SOURCE PASSAGE:
Annea Lockwood and Bob Bielecki’s Wild Energy takes visitors on a fantastical tour of sounds that normally occur outside the range of human hearing, beginning with solar oscillations recorded by the SOHO spacecraft, sped up 42,000 times, and ending with ultrasound recorded from the interior of a Scots pine tree, slowed down ten times. As the creators describe the piece:

Wild Energy gives access to the inaudible – vibrations in the ultra and infra ranges emanating from sources which affect us fundamentally, but which are beyond our audio perception, many of which are creating our planet’s environment: the sun, the troposphere and ionosphere, the earth’s crust and core, the oxygen-generating trees. … A generating image for the piece is of Caramoor’s trees funneling these energies into the oxygen we breathe as we walk near them or lie under them.”

Born in New Zealand in 1939 and living in the US since 1973, Annea Lockwood is known for her explorations of the rich world of natural acoustic sounds and environments, in works ranging from sound art and installations, through text-sound and performance art, to concert music (see also under Piano Garden below). Bob Bielecki has worked in the media arts field for more than forty years, creating unique instruments and sound designs for installation and performance. He is known for his innovative use of technology to develop distinctive electronic effects and environments and is engaged in ongoing research in psychoacoustics, sound localization, and 3-D audio.

SHORT EXERCISE 1: In the passage on Wild Energy, by how much were the solar oscillations recorded by the SOHO spacecraft sped up?
SHORT EXERCISE 2: Pick up the passage on Wild Energy after its last sentence and continue it.
The rows that follow are separate material and are not part of the passage on Wild Energy.

RAW DATA:

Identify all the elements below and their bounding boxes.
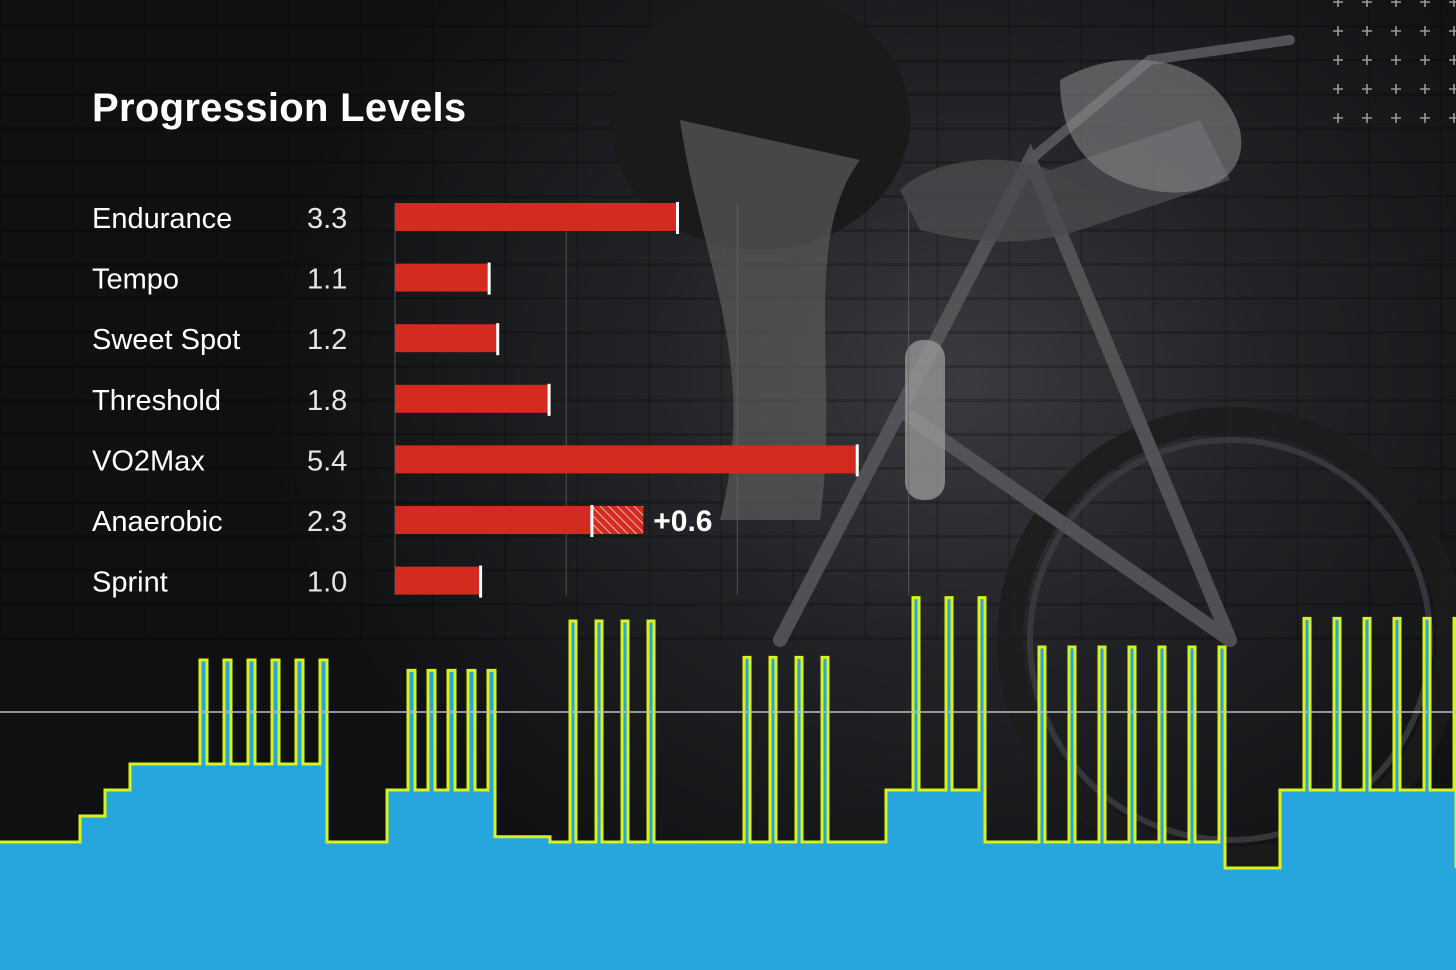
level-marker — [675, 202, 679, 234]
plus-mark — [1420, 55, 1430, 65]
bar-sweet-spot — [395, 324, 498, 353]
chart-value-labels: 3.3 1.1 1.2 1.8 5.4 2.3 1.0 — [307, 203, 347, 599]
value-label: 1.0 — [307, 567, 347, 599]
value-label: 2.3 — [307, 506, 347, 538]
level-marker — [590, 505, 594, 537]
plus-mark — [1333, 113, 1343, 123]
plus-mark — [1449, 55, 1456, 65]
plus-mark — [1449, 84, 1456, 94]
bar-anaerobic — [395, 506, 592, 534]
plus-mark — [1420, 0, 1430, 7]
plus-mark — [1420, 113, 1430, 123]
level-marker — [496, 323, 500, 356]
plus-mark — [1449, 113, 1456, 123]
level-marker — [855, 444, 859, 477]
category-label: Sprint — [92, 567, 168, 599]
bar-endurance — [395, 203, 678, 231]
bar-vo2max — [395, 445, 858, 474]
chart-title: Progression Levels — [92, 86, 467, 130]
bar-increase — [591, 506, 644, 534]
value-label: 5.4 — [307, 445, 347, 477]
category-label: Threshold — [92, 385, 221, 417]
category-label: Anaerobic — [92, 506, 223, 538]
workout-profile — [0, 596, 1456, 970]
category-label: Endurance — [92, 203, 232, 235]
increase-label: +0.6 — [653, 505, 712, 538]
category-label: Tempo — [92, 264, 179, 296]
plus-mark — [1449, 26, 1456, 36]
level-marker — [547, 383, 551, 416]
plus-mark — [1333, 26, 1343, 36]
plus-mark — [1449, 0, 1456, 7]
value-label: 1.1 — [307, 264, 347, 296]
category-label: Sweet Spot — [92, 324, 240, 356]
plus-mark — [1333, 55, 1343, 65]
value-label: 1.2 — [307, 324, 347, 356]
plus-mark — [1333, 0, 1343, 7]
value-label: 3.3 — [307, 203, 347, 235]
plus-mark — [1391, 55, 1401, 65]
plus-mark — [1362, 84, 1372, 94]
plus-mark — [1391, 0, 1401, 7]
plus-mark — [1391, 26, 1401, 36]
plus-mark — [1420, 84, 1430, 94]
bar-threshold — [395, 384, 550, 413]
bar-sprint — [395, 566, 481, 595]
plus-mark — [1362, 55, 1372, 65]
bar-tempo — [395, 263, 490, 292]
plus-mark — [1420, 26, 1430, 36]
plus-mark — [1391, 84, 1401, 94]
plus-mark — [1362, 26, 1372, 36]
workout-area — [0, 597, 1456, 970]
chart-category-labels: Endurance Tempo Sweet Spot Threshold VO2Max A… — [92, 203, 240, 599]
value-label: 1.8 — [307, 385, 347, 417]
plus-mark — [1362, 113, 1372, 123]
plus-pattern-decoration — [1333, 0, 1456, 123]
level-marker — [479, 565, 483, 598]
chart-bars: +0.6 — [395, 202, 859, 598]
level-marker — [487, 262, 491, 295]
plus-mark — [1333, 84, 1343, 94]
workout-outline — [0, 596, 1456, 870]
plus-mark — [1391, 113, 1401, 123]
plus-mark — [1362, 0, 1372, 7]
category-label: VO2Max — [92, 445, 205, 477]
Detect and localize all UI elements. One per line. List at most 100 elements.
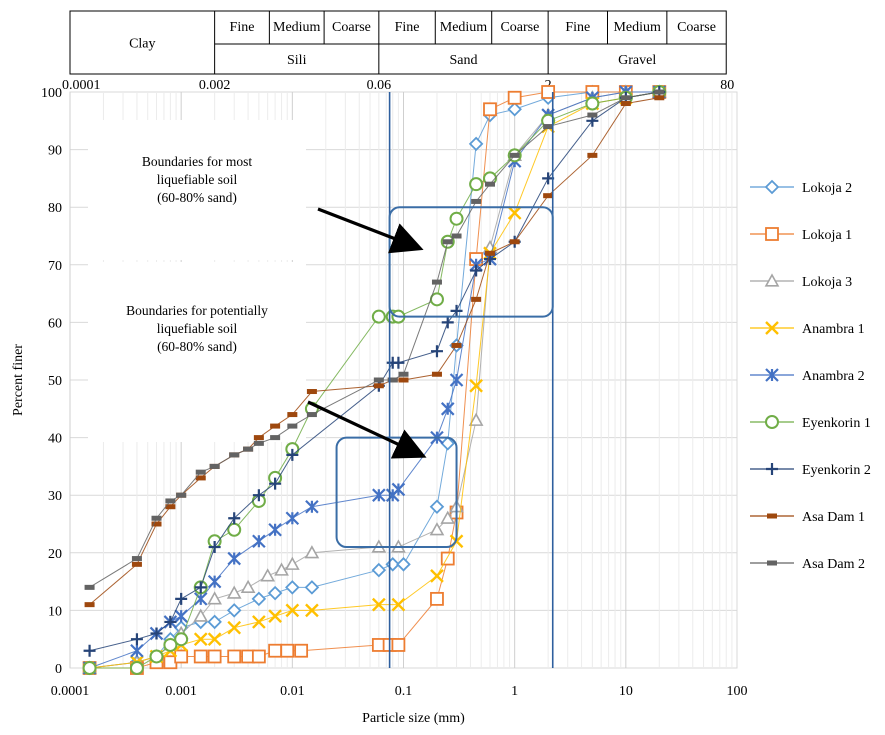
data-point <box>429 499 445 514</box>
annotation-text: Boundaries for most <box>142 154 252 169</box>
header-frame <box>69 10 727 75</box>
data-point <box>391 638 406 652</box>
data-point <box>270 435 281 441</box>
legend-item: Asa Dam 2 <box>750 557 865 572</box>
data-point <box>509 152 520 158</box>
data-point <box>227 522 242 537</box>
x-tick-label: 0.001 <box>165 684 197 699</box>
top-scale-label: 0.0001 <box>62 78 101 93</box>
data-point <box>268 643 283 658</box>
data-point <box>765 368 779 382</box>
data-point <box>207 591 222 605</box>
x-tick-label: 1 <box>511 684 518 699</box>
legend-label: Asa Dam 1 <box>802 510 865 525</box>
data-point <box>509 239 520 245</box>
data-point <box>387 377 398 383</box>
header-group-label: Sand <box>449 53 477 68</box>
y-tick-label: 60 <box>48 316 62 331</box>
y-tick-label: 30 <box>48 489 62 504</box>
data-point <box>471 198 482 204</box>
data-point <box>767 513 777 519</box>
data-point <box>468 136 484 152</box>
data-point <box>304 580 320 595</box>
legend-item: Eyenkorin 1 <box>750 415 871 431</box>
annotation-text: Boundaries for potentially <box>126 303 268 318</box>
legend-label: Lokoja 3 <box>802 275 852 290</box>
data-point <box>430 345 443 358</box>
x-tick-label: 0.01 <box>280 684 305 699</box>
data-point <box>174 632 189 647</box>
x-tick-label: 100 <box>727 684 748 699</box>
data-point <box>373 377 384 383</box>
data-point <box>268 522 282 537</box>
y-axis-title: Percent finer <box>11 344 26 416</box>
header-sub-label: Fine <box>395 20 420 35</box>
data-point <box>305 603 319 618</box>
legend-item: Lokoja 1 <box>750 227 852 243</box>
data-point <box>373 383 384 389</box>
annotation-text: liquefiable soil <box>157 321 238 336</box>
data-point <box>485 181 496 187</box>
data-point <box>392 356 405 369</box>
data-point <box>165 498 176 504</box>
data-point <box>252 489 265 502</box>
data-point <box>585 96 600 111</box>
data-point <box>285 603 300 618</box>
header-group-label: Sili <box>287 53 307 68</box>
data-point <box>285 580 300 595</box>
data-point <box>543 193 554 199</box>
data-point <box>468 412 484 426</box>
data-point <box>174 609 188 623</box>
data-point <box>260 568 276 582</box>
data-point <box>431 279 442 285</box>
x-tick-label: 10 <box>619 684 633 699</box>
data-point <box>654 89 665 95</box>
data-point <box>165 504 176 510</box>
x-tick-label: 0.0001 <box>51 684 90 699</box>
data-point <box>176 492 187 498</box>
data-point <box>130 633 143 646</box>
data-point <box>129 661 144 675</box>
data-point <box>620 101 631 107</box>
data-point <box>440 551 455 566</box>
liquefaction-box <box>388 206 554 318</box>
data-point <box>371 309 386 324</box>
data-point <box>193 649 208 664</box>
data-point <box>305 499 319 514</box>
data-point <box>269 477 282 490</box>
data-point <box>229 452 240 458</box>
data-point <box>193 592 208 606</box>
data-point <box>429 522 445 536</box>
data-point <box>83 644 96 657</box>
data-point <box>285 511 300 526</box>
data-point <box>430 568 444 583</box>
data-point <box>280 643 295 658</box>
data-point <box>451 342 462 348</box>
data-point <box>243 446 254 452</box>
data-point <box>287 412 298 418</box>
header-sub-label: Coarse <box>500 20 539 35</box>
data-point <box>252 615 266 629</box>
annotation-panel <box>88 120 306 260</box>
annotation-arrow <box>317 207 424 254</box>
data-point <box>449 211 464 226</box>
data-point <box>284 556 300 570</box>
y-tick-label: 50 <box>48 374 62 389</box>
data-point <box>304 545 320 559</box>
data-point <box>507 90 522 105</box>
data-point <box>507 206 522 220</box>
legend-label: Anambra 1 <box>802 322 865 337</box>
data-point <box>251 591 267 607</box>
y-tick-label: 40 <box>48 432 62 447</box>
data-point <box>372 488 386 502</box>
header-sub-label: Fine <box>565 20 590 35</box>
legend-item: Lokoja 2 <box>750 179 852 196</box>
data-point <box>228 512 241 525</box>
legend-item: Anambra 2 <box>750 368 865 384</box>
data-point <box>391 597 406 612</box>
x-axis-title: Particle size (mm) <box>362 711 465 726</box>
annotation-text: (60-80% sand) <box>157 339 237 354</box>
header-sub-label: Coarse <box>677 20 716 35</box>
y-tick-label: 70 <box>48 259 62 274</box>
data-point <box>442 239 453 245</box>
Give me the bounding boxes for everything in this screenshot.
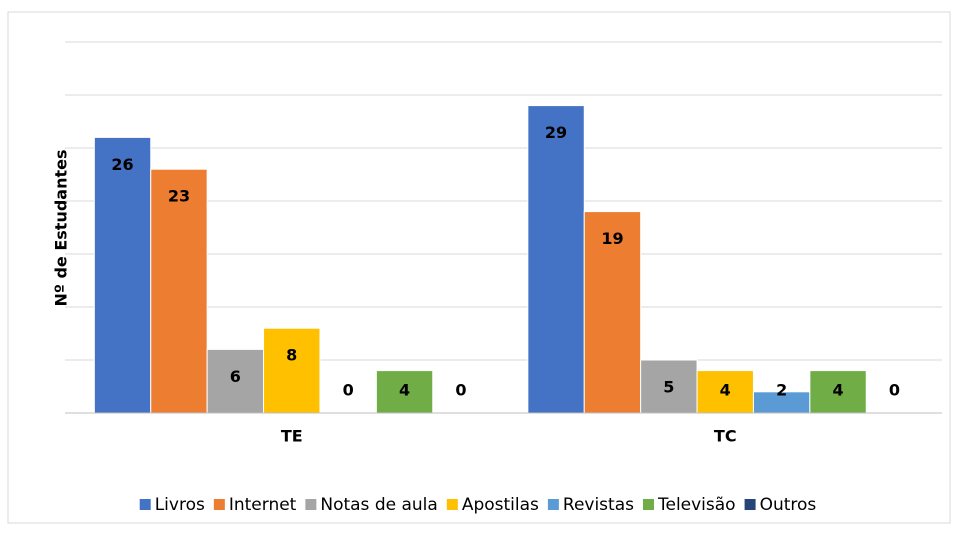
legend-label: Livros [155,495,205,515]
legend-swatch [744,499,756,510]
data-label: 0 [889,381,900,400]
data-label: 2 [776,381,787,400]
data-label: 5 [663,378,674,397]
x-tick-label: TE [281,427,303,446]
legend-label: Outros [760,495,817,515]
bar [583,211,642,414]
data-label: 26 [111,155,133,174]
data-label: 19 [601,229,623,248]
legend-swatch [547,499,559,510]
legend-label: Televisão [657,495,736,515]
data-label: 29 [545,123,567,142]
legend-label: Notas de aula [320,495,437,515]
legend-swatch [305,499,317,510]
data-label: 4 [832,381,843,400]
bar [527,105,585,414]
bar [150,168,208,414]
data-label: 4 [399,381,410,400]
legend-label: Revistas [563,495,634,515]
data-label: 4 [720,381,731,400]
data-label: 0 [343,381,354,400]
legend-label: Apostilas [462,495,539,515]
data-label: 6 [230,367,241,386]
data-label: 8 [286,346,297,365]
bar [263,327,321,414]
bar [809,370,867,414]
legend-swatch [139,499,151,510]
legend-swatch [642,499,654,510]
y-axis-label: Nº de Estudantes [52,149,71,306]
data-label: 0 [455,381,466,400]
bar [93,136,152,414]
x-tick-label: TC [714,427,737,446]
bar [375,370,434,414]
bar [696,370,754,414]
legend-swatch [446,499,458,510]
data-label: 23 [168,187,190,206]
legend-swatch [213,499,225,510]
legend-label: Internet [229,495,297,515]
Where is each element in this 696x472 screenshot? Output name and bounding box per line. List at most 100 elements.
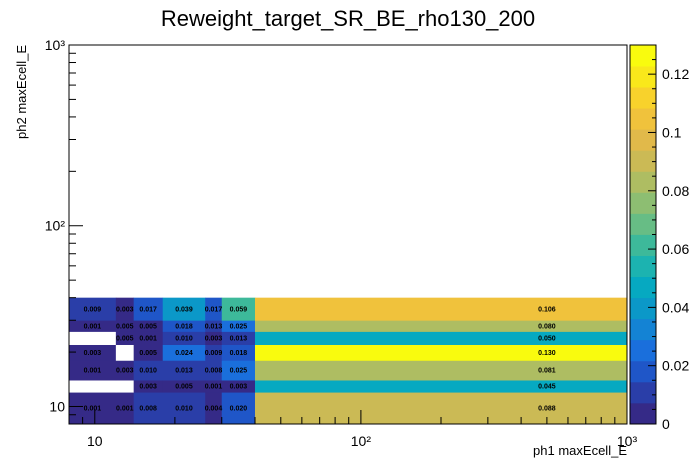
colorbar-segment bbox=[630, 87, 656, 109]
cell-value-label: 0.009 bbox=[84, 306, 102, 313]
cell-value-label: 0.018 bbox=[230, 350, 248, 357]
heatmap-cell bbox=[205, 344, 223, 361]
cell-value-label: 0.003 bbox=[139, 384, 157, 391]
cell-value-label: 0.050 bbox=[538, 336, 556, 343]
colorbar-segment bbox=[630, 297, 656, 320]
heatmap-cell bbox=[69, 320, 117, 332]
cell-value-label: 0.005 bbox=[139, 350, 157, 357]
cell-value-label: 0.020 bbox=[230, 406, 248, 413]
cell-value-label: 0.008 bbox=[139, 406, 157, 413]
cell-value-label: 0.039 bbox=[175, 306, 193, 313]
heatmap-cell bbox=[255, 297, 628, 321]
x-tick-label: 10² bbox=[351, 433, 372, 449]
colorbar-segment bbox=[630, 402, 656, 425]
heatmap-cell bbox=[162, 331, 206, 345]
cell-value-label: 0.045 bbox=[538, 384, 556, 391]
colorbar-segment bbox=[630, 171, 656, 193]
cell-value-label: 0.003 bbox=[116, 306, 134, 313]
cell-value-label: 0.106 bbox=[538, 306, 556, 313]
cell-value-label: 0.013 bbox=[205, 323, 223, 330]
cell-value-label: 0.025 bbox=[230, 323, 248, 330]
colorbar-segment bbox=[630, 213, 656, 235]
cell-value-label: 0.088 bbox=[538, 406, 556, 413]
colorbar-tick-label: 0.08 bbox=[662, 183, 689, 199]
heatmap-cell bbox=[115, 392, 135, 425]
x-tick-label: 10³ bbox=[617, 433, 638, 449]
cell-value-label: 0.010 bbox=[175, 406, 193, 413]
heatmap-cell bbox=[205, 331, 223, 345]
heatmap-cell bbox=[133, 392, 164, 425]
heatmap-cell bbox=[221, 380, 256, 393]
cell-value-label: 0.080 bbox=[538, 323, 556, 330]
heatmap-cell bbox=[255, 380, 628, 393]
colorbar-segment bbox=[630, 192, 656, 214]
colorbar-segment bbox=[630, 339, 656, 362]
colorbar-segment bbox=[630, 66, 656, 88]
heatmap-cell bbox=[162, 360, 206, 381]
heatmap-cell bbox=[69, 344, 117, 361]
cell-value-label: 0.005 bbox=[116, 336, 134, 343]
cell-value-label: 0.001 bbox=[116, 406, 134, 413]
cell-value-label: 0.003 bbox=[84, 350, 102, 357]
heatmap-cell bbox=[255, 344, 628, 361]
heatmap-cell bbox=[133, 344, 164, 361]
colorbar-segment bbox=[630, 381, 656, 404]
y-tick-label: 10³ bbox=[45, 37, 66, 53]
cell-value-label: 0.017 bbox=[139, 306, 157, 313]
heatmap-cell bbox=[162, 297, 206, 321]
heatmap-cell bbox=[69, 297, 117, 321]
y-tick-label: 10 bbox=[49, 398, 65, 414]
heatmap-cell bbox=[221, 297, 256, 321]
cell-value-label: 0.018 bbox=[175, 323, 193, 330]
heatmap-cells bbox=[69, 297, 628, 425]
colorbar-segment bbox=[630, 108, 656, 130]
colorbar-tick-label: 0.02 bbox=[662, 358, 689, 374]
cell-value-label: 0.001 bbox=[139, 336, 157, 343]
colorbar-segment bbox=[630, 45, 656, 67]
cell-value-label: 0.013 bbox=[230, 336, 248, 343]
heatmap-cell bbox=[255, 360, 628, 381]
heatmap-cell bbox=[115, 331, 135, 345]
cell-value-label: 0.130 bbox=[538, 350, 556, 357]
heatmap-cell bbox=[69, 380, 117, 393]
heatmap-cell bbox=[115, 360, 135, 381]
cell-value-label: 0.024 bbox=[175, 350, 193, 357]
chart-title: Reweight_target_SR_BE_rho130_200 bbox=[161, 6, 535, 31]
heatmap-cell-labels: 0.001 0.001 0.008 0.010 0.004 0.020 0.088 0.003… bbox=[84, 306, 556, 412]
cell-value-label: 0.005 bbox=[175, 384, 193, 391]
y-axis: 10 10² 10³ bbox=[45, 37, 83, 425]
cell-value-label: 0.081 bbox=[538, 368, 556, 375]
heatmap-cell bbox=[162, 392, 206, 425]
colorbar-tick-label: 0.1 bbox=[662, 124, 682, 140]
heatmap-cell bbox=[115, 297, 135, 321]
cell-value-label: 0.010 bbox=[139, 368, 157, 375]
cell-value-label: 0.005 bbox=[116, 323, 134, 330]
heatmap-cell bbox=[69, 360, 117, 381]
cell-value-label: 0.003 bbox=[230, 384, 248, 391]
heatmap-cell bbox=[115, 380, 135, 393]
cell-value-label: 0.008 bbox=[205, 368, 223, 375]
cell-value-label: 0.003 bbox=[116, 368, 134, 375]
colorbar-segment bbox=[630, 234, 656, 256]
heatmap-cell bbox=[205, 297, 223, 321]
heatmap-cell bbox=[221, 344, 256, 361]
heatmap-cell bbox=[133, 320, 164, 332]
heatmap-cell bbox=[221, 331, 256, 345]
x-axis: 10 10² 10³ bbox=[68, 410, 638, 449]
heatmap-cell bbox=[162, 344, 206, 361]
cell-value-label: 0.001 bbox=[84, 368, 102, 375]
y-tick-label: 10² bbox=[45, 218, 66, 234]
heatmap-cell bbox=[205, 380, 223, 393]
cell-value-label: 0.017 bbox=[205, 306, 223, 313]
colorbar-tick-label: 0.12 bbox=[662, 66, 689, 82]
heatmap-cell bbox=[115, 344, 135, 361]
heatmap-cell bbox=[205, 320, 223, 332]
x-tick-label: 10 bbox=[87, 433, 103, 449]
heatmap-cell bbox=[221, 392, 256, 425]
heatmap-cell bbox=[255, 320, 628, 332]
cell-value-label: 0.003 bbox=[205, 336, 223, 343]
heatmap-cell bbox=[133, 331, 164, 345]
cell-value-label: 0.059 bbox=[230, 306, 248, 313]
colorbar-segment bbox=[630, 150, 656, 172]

RESULT 1: 42,000 times.

RESULT 2:
Ranjit Bhatnagar: Stone Song (2014)

Stone Song, a meditation on time and change that was originally hosted by the Neuberger Museum of Art of Purchase College, SUNY, and moved to Caramoor in 2015, was designed in collaboration with Hilary Martin, Akira Inman and Evan Oxland. Bhatnagar says:

“When I look at an old stone wall, I think about how the seemingly solid form has shifted and settled over time, through weathering and the erosion and compression of the soil. In order to explore this process through sound, Stone Song is laced with pressure sensors and strain gauges, and sensors for humidity, temperature, and barometric pressure. All this information feeds into a drone synthesizer, whose fundamental tones shift slowly over the months as the stones settle. Daily weather and seasonal changes will produce smaller, shorter-term changes in the stones’ song, as will the weight of visitors who stop to sit on it and listen.”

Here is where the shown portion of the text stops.